*REQUIRED TASK*:
Lay out the items below as a JSON list of strings, one string per line with blank lines skipped, and leave the pictures out.

Layout annotation data
====================

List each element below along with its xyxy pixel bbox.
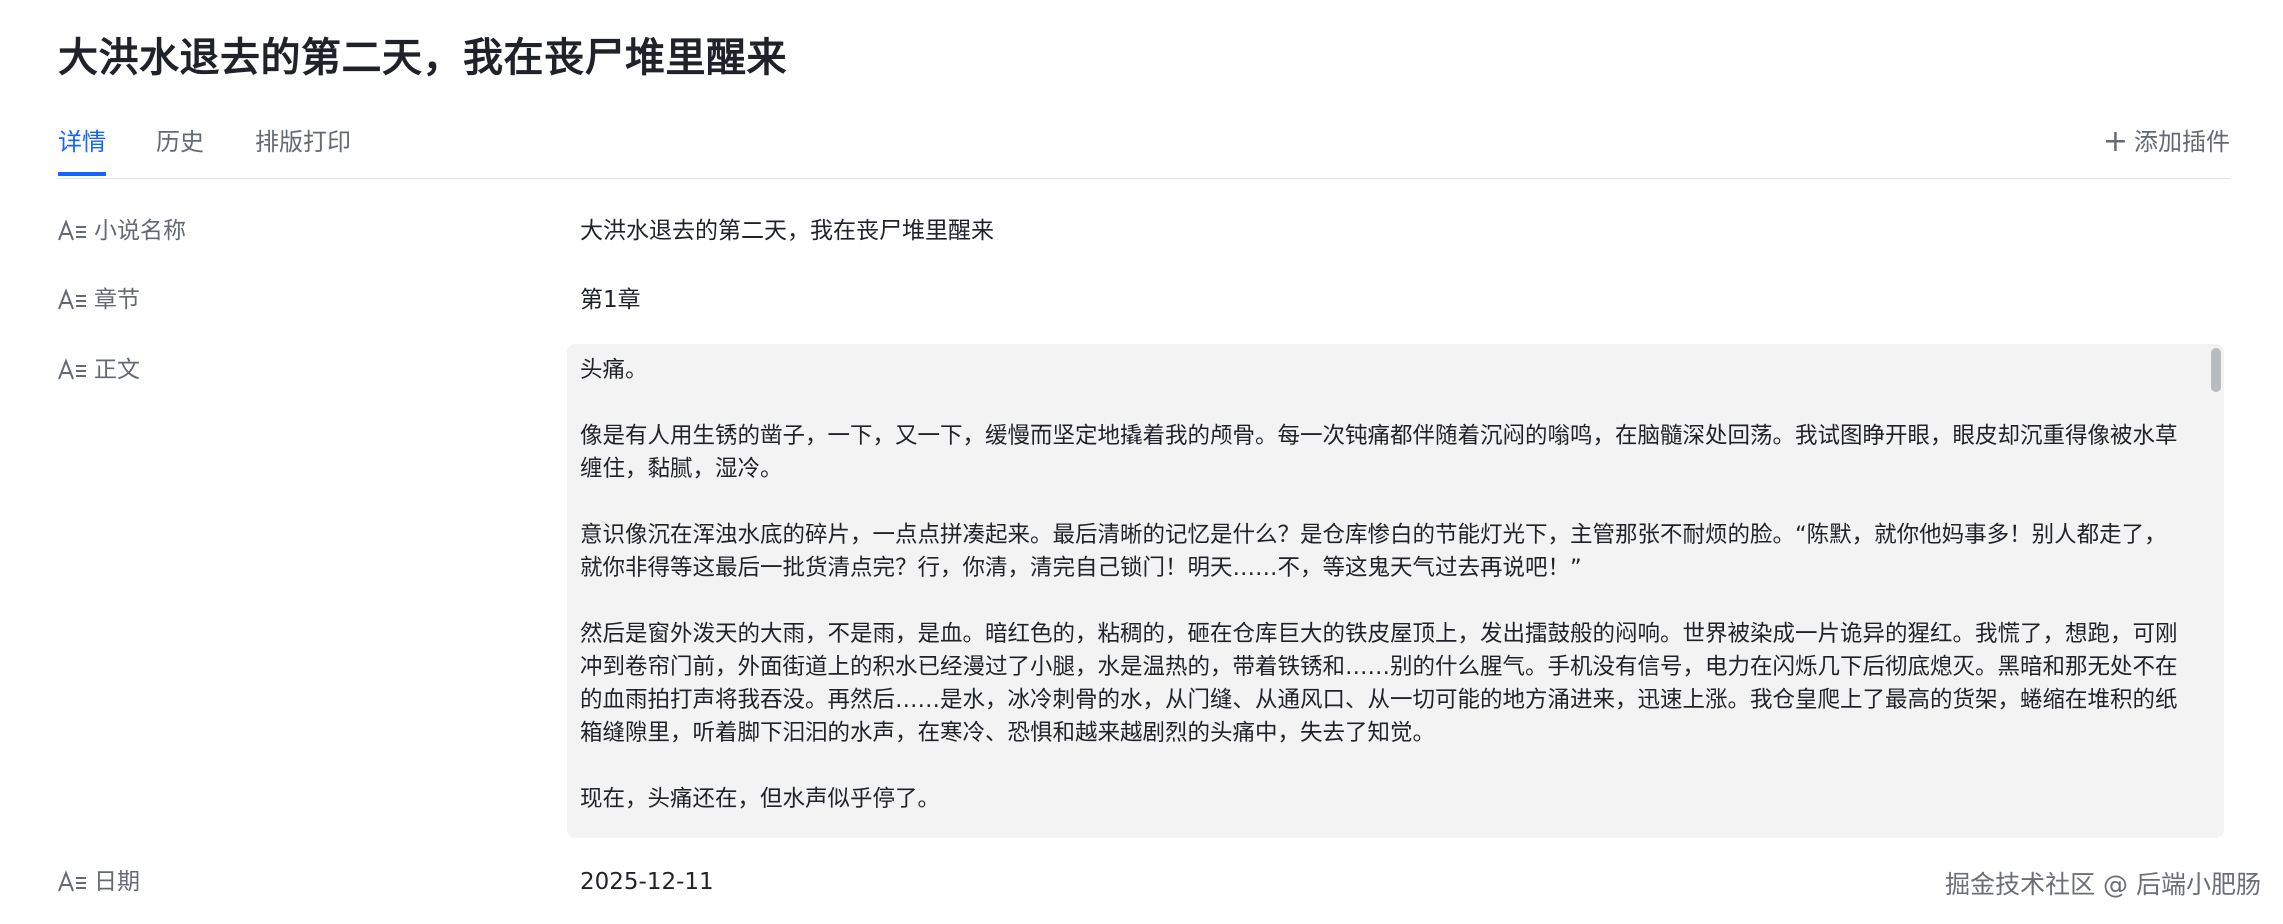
text-field-icon bbox=[58, 358, 86, 380]
add-plugin-label: 添加插件 bbox=[2134, 128, 2230, 156]
field-label-body: 正文 bbox=[58, 354, 140, 386]
body-text-content: 头痛。 像是有人用生锈的凿子，一下，又一下，缓慢而坚定地撬着我的颅骨。每一次钝痛… bbox=[580, 354, 2180, 838]
text-field-icon bbox=[58, 219, 86, 241]
plus-icon: + bbox=[2102, 124, 2128, 159]
tab-details[interactable]: 详情 bbox=[58, 118, 106, 176]
watermark: 掘金技术社区 @ 后端小肥肠 bbox=[1945, 870, 2261, 899]
field-value-chapter[interactable]: 第1章 bbox=[580, 284, 641, 316]
field-value-novel-name[interactable]: 大洪水退去的第二天，我在丧尸堆里醒来 bbox=[580, 215, 994, 247]
field-label-chapter: 章节 bbox=[58, 284, 140, 316]
text-field-icon bbox=[58, 288, 86, 310]
field-label-text: 正文 bbox=[94, 357, 140, 383]
field-label-novel-name: 小说名称 bbox=[58, 215, 186, 247]
body-text-area[interactable]: 头痛。 像是有人用生锈的凿子，一下，又一下，缓慢而坚定地撬着我的颅骨。每一次钝痛… bbox=[567, 344, 2224, 838]
body-paragraph: 意识像沉在浑浊水底的碎片，一点点拼凑起来。最后清晰的记忆是什么？是仓库惨白的节能… bbox=[580, 522, 2167, 581]
page-title: 大洪水退去的第二天，我在丧尸堆里醒来 bbox=[58, 35, 787, 81]
field-label-text: 日期 bbox=[94, 869, 140, 895]
field-value-date[interactable]: 2025-12-11 bbox=[580, 866, 714, 898]
body-paragraph: 现在，头痛还在，但水声似乎停了。 bbox=[580, 786, 941, 812]
field-label-text: 小说名称 bbox=[94, 218, 186, 244]
body-paragraph: 头痛。 bbox=[580, 357, 648, 383]
tab-layout-print[interactable]: 排版打印 bbox=[255, 118, 351, 175]
tab-history[interactable]: 历史 bbox=[156, 118, 204, 175]
body-scrollbar-thumb[interactable] bbox=[2211, 348, 2221, 392]
text-field-icon bbox=[58, 870, 86, 892]
record-detail-page: 大洪水退去的第二天，我在丧尸堆里醒来 详情 历史 排版打印 + 添加插件 小说名… bbox=[0, 0, 2283, 924]
tab-bar: 详情 历史 排版打印 + 添加插件 bbox=[58, 118, 2230, 179]
body-paragraph: 像是有人用生锈的凿子，一下，又一下，缓慢而坚定地撬着我的颅骨。每一次钝痛都伴随着… bbox=[580, 423, 2178, 482]
field-label-text: 章节 bbox=[94, 287, 140, 313]
add-plugin-button[interactable]: + 添加插件 bbox=[2103, 118, 2230, 166]
field-label-date: 日期 bbox=[58, 866, 140, 898]
body-paragraph: 然后是窗外泼天的大雨，不是雨，是血。暗红色的，粘稠的，砸在仓库巨大的铁皮屋顶上，… bbox=[580, 621, 2178, 746]
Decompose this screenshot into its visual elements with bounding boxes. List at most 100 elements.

====================

*RESULT BELOW*:
[
  "List each element below along with its xyxy pixel bbox.",
  "text-field-icon bbox=[58, 358, 86, 380]",
  "add-plugin-label: 添加插件 bbox=[2134, 128, 2230, 156]",
  "field-label-body: 正文 bbox=[58, 354, 140, 386]",
  "body-text-content: 头痛。 像是有人用生锈的凿子，一下，又一下，缓慢而坚定地撬着我的颅骨。每一次钝痛… bbox=[580, 354, 2180, 838]",
  "text-field-icon bbox=[58, 219, 86, 241]",
  "plus-icon: + bbox=[2102, 124, 2128, 159]",
  "tab-details[interactable]: 详情 bbox=[58, 118, 106, 176]",
  "watermark: 掘金技术社区 @ 后端小肥肠 bbox=[1945, 870, 2261, 899]",
  "field-value-chapter[interactable]: 第1章 bbox=[580, 284, 641, 316]",
  "field-value-novel-name[interactable]: 大洪水退去的第二天，我在丧尸堆里醒来 bbox=[580, 215, 994, 247]",
  "field-label-chapter: 章节 bbox=[58, 284, 140, 316]",
  "text-field-icon bbox=[58, 288, 86, 310]",
  "field-label-text: 正文 bbox=[94, 357, 140, 383]",
  "field-label-novel-name: 小说名称 bbox=[58, 215, 186, 247]",
  "body-text-area[interactable]: 头痛。 像是有人用生锈的凿子，一下，又一下，缓慢而坚定地撬着我的颅骨。每一次钝痛… bbox=[567, 344, 2224, 838]",
  "body-paragraph: 意识像沉在浑浊水底的碎片，一点点拼凑起来。最后清晰的记忆是什么？是仓库惨白的节能… bbox=[580, 522, 2167, 581]",
  "page-title: 大洪水退去的第二天，我在丧尸堆里醒来 bbox=[58, 35, 787, 81]",
  "field-label-text: 日期 bbox=[94, 869, 140, 895]",
  "field-value-date[interactable]: 2025-12-11 bbox=[580, 866, 714, 898]",
  "body-paragraph: 现在，头痛还在，但水声似乎停了。 bbox=[580, 786, 941, 812]",
  "field-label-text: 小说名称 bbox=[94, 218, 186, 244]",
  "body-paragraph: 头痛。 bbox=[580, 357, 648, 383]",
  "tab-layout-print[interactable]: 排版打印 bbox=[255, 118, 351, 175]",
  "tab-history[interactable]: 历史 bbox=[156, 118, 204, 175]",
  "body-scrollbar-thumb[interactable] bbox=[2211, 348, 2221, 392]",
  "text-field-icon bbox=[58, 870, 86, 892]",
  "record-detail-page: 大洪水退去的第二天，我在丧尸堆里醒来 详情 历史 排版打印 + 添加插件 小说名… bbox=[0, 0, 2283, 924]",
  "tab-bar: 详情 历史 排版打印 + 添加插件 bbox=[58, 118, 2230, 179]",
  "body-paragraph: 像是有人用生锈的凿子，一下，又一下，缓慢而坚定地撬着我的颅骨。每一次钝痛都伴随着… bbox=[580, 423, 2178, 482]",
  "field-label-text: 章节 bbox=[94, 287, 140, 313]",
  "add-plugin-button[interactable]: + 添加插件 bbox=[2103, 118, 2230, 166]",
  "field-label-date: 日期 bbox=[58, 866, 140, 898]",
  "body-paragraph: 然后是窗外泼天的大雨，不是雨，是血。暗红色的，粘稠的，砸在仓库巨大的铁皮屋顶上，… bbox=[580, 621, 2178, 746]",
  "Decompose this screenshot into its visual elements with bounding boxes. List at most 100 elements."
]